● Stored records
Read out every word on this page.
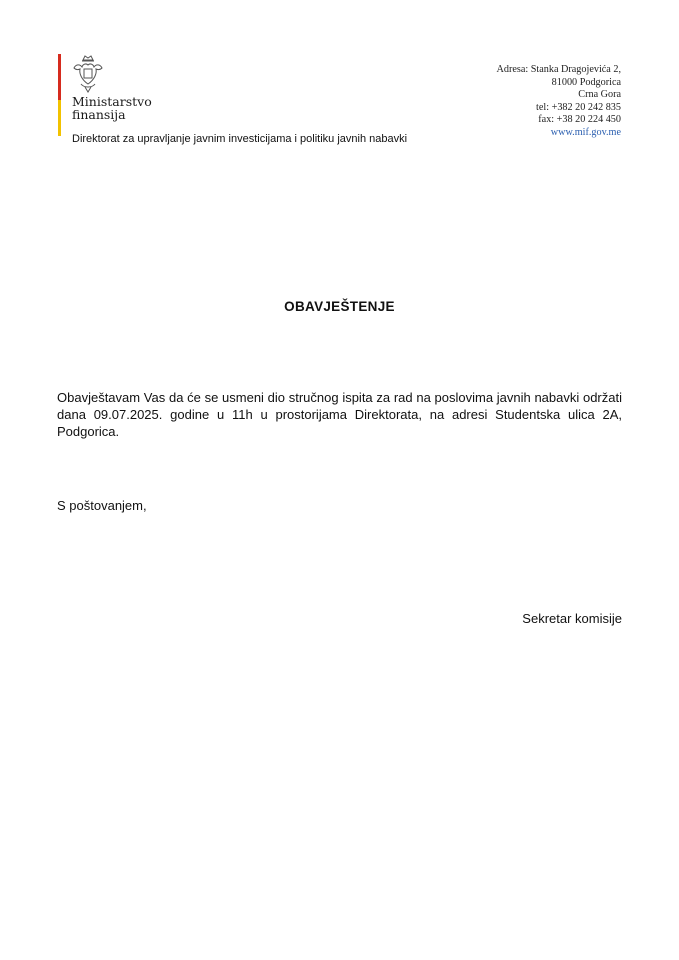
Ministarstvo
finansija
Direktorat za upravljanje javnim investicijama i politiku javnih nabavki
Adresa: Stanka Dragojevića 2,
81000 Podgorica
Crna Gora
tel: +382 20 242 835
fax: +38 20 224 450
www.mif.gov.me
OBAVJEŠTENJE
Obavještavam Vas da će se usmeni dio stručnog ispita za rad na poslovima javnih nabavki održati dana 09.07.2025. godine u 11h u prostorijama Direktorata, na adresi Studentska ulica 2A, Podgorica.
S poštovanjem,
Sekretar komisije
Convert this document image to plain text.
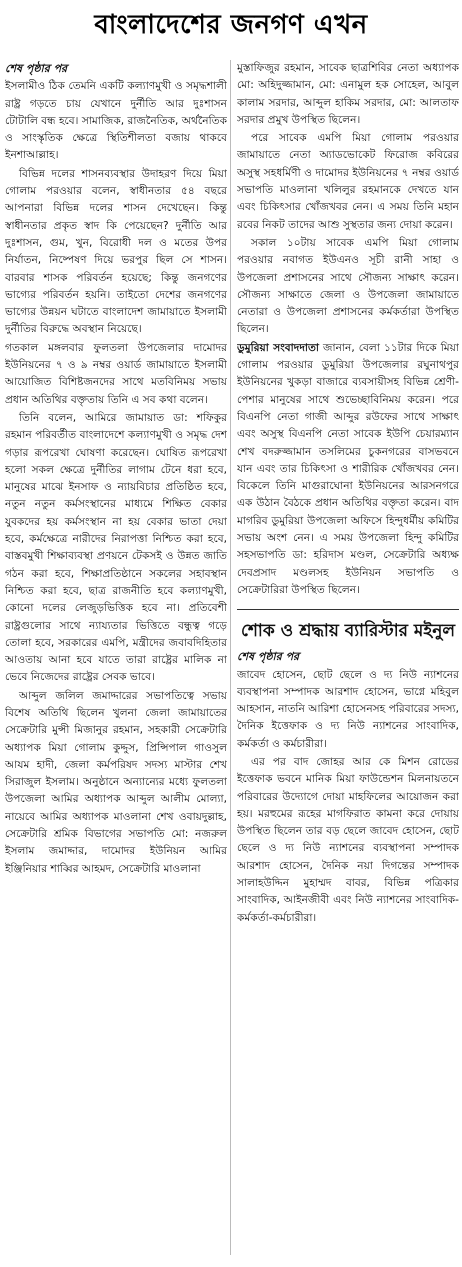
বাংলাদেশের জনগণ এখন
শেষ পৃষ্ঠার পর

ইসলামীও ঠিক তেমনি একটি কল্যাণমুখী ও সমৃদ্ধশালী রাষ্ট্র গড়তে চায় যেখানে দুর্নীতি আর দুঃশাসন টোটালি বন্ধ হবে। সামাজিক, রাজনৈতিক, অর্থনৈতিক ও সাংস্কৃতিক ক্ষেত্রে স্থিতিশীলতা বজায় থাকবে ইনশাআল্লাহ।

বিভিন্ন দলের শাসনব্যবস্থার উদাহরণ দিয়ে মিয়া গোলাম পরওয়ার বলেন, স্বাধীনতার ৫৪ বছরে আপনারা বিভিন্ন দলের শাসন দেখেছেন। কিন্তু স্বাধীনতার প্রকৃত স্বাদ কি পেয়েছেন? দুর্নীতি আর দুঃশাসন, গুম, খুন, বিরোধী দল ও মতের উপর নির্যাতন, নিষ্পেষণ দিয়ে ভরপুর ছিল সে শাসন। বারবার শাসক পরিবর্তন হয়েছে; কিন্তু জনগণের ভাগ্যের পরিবর্তন হয়নি। তাইতো দেশের জনগণের ভাগ্যের উন্নয়ন ঘটাতে বাংলাদেশ জামায়াতে ইসলামী দুর্নীতির বিরুদ্ধে অবস্থান নিয়েছে।

গতকাল মঙ্গলবার ফুলতলা উপজেলার দামোদর ইউনিয়নের ৭ ও ৯ নম্বর ওয়ার্ড জামায়াতে ইসলামী আয়োজিত বিশিষ্টজনদের সাথে মতবিনিময় সভায় প্রধান অতিথির বক্তৃতায় তিনি এ সব কথা বলেন।

তিনি বলেন, আমিরে জামায়াত ডা: শফিকুর রহমান পরিবর্তীত বাংলাদেশে কল্যাণমুখী ও সমৃদ্ধ দেশ গড়ার রূপরেখা ঘোষণা করেছেন। ঘোষিত রূপরেখা হলো সকল ক্ষেত্রে দুর্নীতির লাগাম টেনে ধরা হবে, মানুষের মাঝে ইনসাফ ও ন্যায়বিচার প্রতিষ্ঠিত হবে, নতুন নতুন কর্মসংস্থানের মাধ্যমে শিক্ষিত বেকার যুবকদের হয় কর্মসংস্থান না হয় বেকার ভাতা দেয়া হবে, কর্মক্ষেত্রে নারীদের নিরাপত্তা নিশ্চিত করা হবে, বাস্তবমুখী শিক্ষাব্যবস্থা প্রণয়নে টেকসই ও উন্নত জাতি গঠন করা হবে, শিক্ষাপ্রতিষ্ঠানে সকলের সহাবস্থান নিশ্চিত করা হবে, ছাত্র রাজনীতি হবে কল্যাণমুখী, কোনো দলের লেজুড়ভিত্তিক হবে না। প্রতিবেশী রাষ্ট্রগুলোর সাথে ন্যায্যতার ভিত্তিতে বন্ধুত্ব গড়ে তোলা হবে, সরকারের এমপি, মন্ত্রীদের জবাবদিহিতার আওতায় আনা হবে যাতে তারা রাষ্ট্রের মালিক না ভেবে নিজেদের রাষ্ট্রের সেবক ভাবে।

আব্দুল জলিল জমাদ্দারের সভাপতিত্বে সভায় বিশেষ অতিথি ছিলেন খুলনা জেলা জামায়াতের সেক্রেটারি মুন্সী মিজানুর রহমান, সহকারী সেক্রেটারি অধ্যাপক মিয়া গোলাম কুদ্দুস, প্রিন্সিপাল গাওসুল আযম হাদী, জেলা কর্মপরিষদ সদস্য মাস্টার শেখ সিরাজুল ইসলাম। অনুষ্ঠানে অন্যান্যের মধ্যে ফুলতলা উপজেলা আমির অধ্যাপক আব্দুল আলীম মোল্যা, নায়েবে আমির অধ্যাপক মাওলানা শেখ ওবায়দুল্লাহ, সেক্রেটারি শ্রমিক বিভাগের সভাপতি মো: নজরুল ইসলাম জমাদ্দার, দামোদর ইউনিয়ন আমির ইঞ্জিনিয়ার শাব্বির আহমদ, সেক্রেটারি মাওলানা

মুস্তাফিজুর রহমান, সাবেক ছাত্রশিবির নেতা অধ্যাপক মো: অহিদুজ্জামান, মো: এনামুল হক সোহেল, আবুল কালাম সরদার, আব্দুল হাকিম সরদার, মো: আলতাফ সরদার প্রমুখ উপস্থিত ছিলেন।

পরে সাবেক এমপি মিয়া গোলাম পরওয়ার জামায়াতে নেতা অ্যাডভোকেট ফিরোজ কবিরের অসুস্থ সহধর্মিণী ও দামোদর ইউনিয়নের ৭ নম্বর ওয়ার্ড সভাপতি মাওলানা খলিলুর রহমানকে দেখতে যান এবং চিকিৎসার খোঁজখবর নেন। এ সময় তিনি মহান রবের নিকট তাদের আশু সুস্থতার জন্য দোয়া করেন।

সকাল ১০টায় সাবেক এমপি মিয়া গোলাম পরওয়ার নবাগত ইউএনও সূচী রানী সাহা ও উপজেলা প্রশাসনের সাথে সৌজন্য সাক্ষাৎ করেন। সৌজন্য সাক্ষাতে জেলা ও উপজেলা জামায়াতে নেতারা ও উপজেলা প্রশাসনের কর্মকর্তারা উপস্থিত ছিলেন।

ডুমুরিয়া সংবাদদাতা জানান, বেলা ১১টার দিকে মিয়া গোলাম পরওয়ার ডুমুরিয়া উপজেলার রঘুনাথপুর ইউনিয়নের খুকড়া বাজারে ব্যবসায়ীসহ বিভিন্ন শ্রেণী-পেশার মানুষের সাথে শুভেচ্ছাবিনিময় করেন। পরে বিএনপি নেতা গাজী আব্দুর রউফের সাথে সাক্ষাৎ এবং অসুস্থ বিএনপি নেতা সাবেক ইউপি চেয়ারম্যান শেখ বদরুজ্জামান তসলিমের চুকনগরের বাসভবনে যান এবং তার চিকিৎসা ও শারীরিক খোঁজখবর নেন। বিকেলে তিনি মাগুরাঘোনা ইউনিয়নের আরসনগরে এক উঠান বৈঠকে প্রধান অতিথির বক্তৃতা করেন। বাদ মাগরিব ডুমুরিয়া উপজেলা অফিসে হিন্দুধর্মীয় কমিটির সভায় অংশ নেন। এ সময় উপজেলা হিন্দু কমিটির সহসভাপতি ডা: হরিদাস মণ্ডল, সেক্রেটারি অধ্যক্ষ দেবপ্রসাদ মণ্ডলসহ ইউনিয়ন সভাপতি ও সেক্রেটারিরা উপস্থিত ছিলেন।

শোক ও শ্রদ্ধায় ব্যারিস্টার মইনুল
শেষ পৃষ্ঠার পর

জাবেদ হোসেন, ছোট ছেলে ও দ্য নিউ ন্যাশনের ব্যবস্থাপনা সম্পাদক আরশাদ হোসেন, ভাগ্নে মহিবুল আহসান, নাতনি আরিশা হোসেনসহ পরিবারের সদস্য, দৈনিক ইত্তেফাক ও দ্য নিউ ন্যাশনের সাংবাদিক, কর্মকর্তা ও কর্মচারীরা।

এর পর বাদ জোহর আর কে মিশন রোডের ইত্তেফাক ভবনে মানিক মিয়া ফাউন্ডেশন মিলনায়তনে পরিবারের উদ্যোগে দোয়া মাহফিলের আয়োজন করা হয়। মরহুমের রূহের মাগফিরাত কামনা করে দোয়ায় উপস্থিত ছিলেন তার বড় ছেলে জাবেদ হোসেন, ছোট ছেলে ও দ্য নিউ ন্যাশনের ব্যবস্থাপনা সম্পাদক আরশাদ হোসেন, দৈনিক নয়া দিগন্তের সম্পাদক সালাহউদ্দিন মুহাম্মদ বাবর, বিভিন্ন পত্রিকার সাংবাদিক, আইনজীবী এবং নিউ ন্যাশনের সাংবাদিক-কর্মকর্তা-কর্মচারীরা।
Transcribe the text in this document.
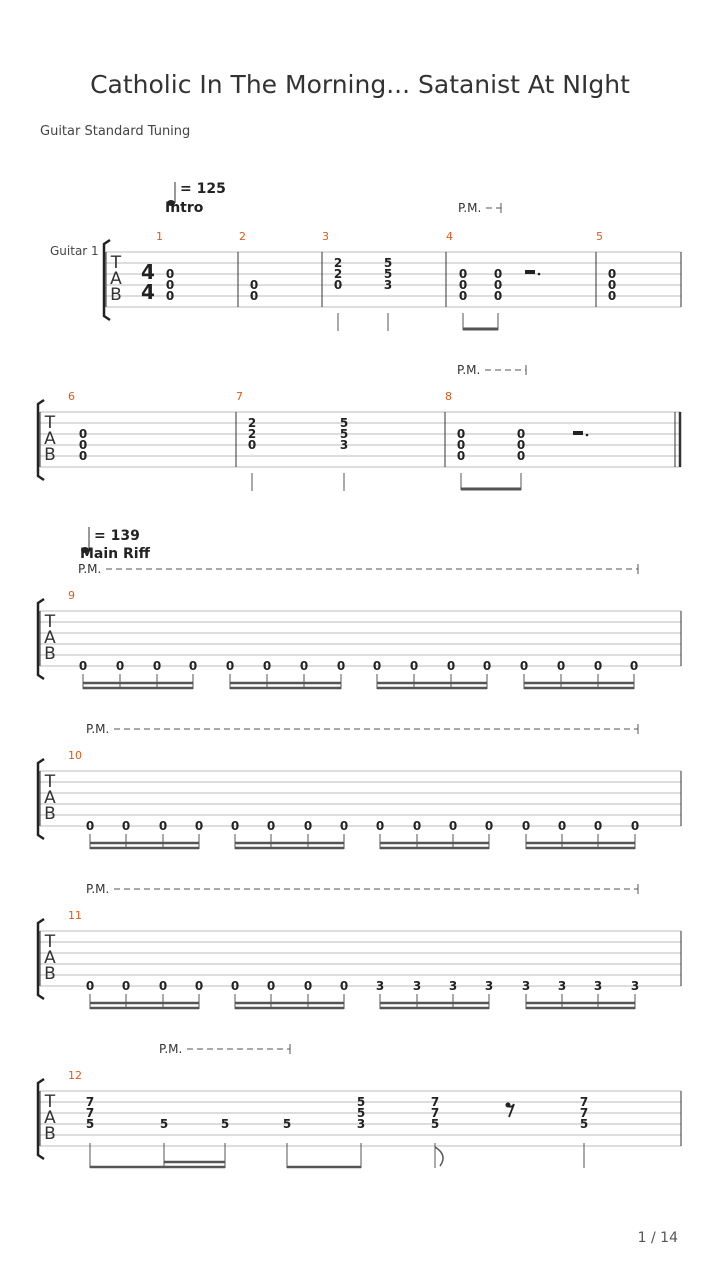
Catholic In The Morning... Satanist At NIght
Guitar Standard Tuning
1 / 14
Guitar 1
T
A
B
4
4
= 125
Intro	P.M.
1	2	3	4	5
0
0
0
0
0
2
2
0
5
5
3
0
0
0
0
0
0
0
0
0
T
A
B
P.M.
6	7	8
0
0
0
2
2
0
5
5
3
0
0
0
0
0
0
T
A
B
= 139
Main Riff
P.M.
9
0 0 0 0 0 0 0 0 0 0 0 0 0 0 0 0
T
A
B
P.M.
10
0 0 0 0 0 0 0 0 0 0 0 0 0 0 0 0
T
A
B
P.M.
11
0 0 0 0 0 0 0 0 3 3 3 3 3 3 3 3
T
A
B
P.M.
12
7
7
5	5	5	5
5
5
3
7
7
5
7
7
5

● Written problem
In the entries above, find each line with the word "nabavki" and show it.

● Solution to the problem
Direktorat za upravljanje javnim investicijama i politiku javnih nabavki
Obavještavam Vas da će se usmeni dio stručnog ispita za rad na poslovima javnih nabavki održati dana 09.07.2025. godine u 11h u prostorijama Direktorata, na adresi Studentska ulica 2A, Podgorica.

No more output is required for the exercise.